**WORK TO DO:** Output the records. Match them exactly.

Dataset items

==================================================

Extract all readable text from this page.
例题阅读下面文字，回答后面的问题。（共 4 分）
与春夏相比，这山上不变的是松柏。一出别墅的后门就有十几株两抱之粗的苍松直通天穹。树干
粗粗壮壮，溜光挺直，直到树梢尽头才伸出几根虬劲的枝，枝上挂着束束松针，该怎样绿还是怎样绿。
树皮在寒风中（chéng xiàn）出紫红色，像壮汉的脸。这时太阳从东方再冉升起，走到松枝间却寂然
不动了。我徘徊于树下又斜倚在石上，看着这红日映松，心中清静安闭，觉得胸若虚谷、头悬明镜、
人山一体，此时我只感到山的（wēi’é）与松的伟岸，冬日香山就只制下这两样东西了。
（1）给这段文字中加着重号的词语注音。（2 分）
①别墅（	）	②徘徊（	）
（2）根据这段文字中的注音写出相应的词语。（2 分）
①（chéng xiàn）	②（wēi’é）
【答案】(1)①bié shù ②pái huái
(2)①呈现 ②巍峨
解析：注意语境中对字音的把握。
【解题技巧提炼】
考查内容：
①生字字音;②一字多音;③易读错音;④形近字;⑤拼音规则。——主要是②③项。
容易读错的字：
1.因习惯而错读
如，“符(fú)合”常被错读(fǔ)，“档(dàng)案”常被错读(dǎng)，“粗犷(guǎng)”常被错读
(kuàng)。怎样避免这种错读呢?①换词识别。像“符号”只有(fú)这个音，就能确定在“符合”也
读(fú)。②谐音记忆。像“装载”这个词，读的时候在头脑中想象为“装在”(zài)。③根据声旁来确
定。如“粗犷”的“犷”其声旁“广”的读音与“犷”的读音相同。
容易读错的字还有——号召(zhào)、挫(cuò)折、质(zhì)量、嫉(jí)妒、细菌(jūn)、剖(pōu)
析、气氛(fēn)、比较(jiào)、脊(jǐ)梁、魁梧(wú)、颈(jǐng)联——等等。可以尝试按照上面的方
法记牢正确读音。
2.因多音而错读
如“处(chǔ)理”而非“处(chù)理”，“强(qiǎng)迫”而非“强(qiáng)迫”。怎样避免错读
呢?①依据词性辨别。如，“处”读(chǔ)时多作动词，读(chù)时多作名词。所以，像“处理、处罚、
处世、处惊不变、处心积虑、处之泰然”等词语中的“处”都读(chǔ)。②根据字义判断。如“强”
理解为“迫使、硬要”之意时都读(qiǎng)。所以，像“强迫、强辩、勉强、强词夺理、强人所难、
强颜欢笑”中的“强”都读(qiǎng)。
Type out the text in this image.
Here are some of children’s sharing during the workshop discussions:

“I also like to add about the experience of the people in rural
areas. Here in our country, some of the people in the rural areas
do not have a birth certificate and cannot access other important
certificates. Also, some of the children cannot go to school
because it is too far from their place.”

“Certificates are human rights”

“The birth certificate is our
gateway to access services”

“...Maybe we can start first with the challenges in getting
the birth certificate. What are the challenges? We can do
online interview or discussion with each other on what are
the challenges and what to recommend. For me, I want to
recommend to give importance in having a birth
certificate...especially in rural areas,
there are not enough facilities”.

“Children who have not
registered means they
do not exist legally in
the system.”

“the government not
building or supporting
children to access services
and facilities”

==================================================

**FINAL ANSWER:**
Extract all readable text from this page.
例题阅读下面文字，回答后面的问题。（共 4 分）
与春夏相比，这山上不变的是松柏。一出别墅的后门就有十几株两抱之粗的苍松直通天穹。树干
粗粗壮壮，溜光挺直，直到树梢尽头才伸出几根虬劲的枝，枝上挂着束束松针，该怎样绿还是怎样绿。
树皮在寒风中（chéng xiàn）出紫红色，像壮汉的脸。这时太阳从东方再冉升起，走到松枝间却寂然
不动了。我徘徊于树下又斜倚在石上，看着这红日映松，心中清静安闭，觉得胸若虚谷、头悬明镜、
人山一体，此时我只感到山的（wēi’é）与松的伟岸，冬日香山就只制下这两样东西了。
（1）给这段文字中加着重号的词语注音。（2 分）
①别墅（	）	②徘徊（	）
（2）根据这段文字中的注音写出相应的词语。（2 分）
①（chéng xiàn）	②（wēi’é）
【答案】(1)①bié shù ②pái huái
(2)①呈现 ②巍峨
解析：注意语境中对字音的把握。
【解题技巧提炼】
考查内容：
①生字字音;②一字多音;③易读错音;④形近字;⑤拼音规则。——主要是②③项。
容易读错的字：
1.因习惯而错读
如，“符(fú)合”常被错读(fǔ)，“档(dàng)案”常被错读(dǎng)，“粗犷(guǎng)”常被错读
(kuàng)。怎样避免这种错读呢?①换词识别。像“符号”只有(fú)这个音，就能确定在“符合”也
读(fú)。②谐音记忆。像“装载”这个词，读的时候在头脑中想象为“装在”(zài)。③根据声旁来确
定。如“粗犷”的“犷”其声旁“广”的读音与“犷”的读音相同。
容易读错的字还有——号召(zhào)、挫(cuò)折、质(zhì)量、嫉(jí)妒、细菌(jūn)、剖(pōu)
析、气氛(fēn)、比较(jiào)、脊(jǐ)梁、魁梧(wú)、颈(jǐng)联——等等。可以尝试按照上面的方
法记牢正确读音。
2.因多音而错读
如“处(chǔ)理”而非“处(chù)理”，“强(qiǎng)迫”而非“强(qiáng)迫”。怎样避免错读
呢?①依据词性辨别。如，“处”读(chǔ)时多作动词，读(chù)时多作名词。所以，像“处理、处罚、
处世、处惊不变、处心积虑、处之泰然”等词语中的“处”都读(chǔ)。②根据字义判断。如“强”
理解为“迫使、硬要”之意时都读(qiǎng)。所以，像“强迫、强辩、勉强、强词夺理、强人所难、
强颜欢笑”中的“强”都读(qiǎng)。
Type out the text in this image.
Here are some of children’s sharing during the workshop discussions:

“I also like to add about the experience of the people in rural
areas. Here in our country, some of the people in the rural areas
do not have a birth certificate and cannot access other important
certificates. Also, some of the children cannot go to school
because it is too far from their place.”

“Certificates are human rights”

“The birth certificate is our
gateway to access services”

“...Maybe we can start first with the challenges in getting
the birth certificate. What are the challenges? We can do
online interview or discussion with each other on what are
the challenges and what to recommend. For me, I want to
recommend to give importance in having a birth
certificate...especially in rural areas,
there are not enough facilities”.

“Children who have not
registered means they
do not exist legally in
the system.”

“the government not
building or supporting
children to access services
and facilities”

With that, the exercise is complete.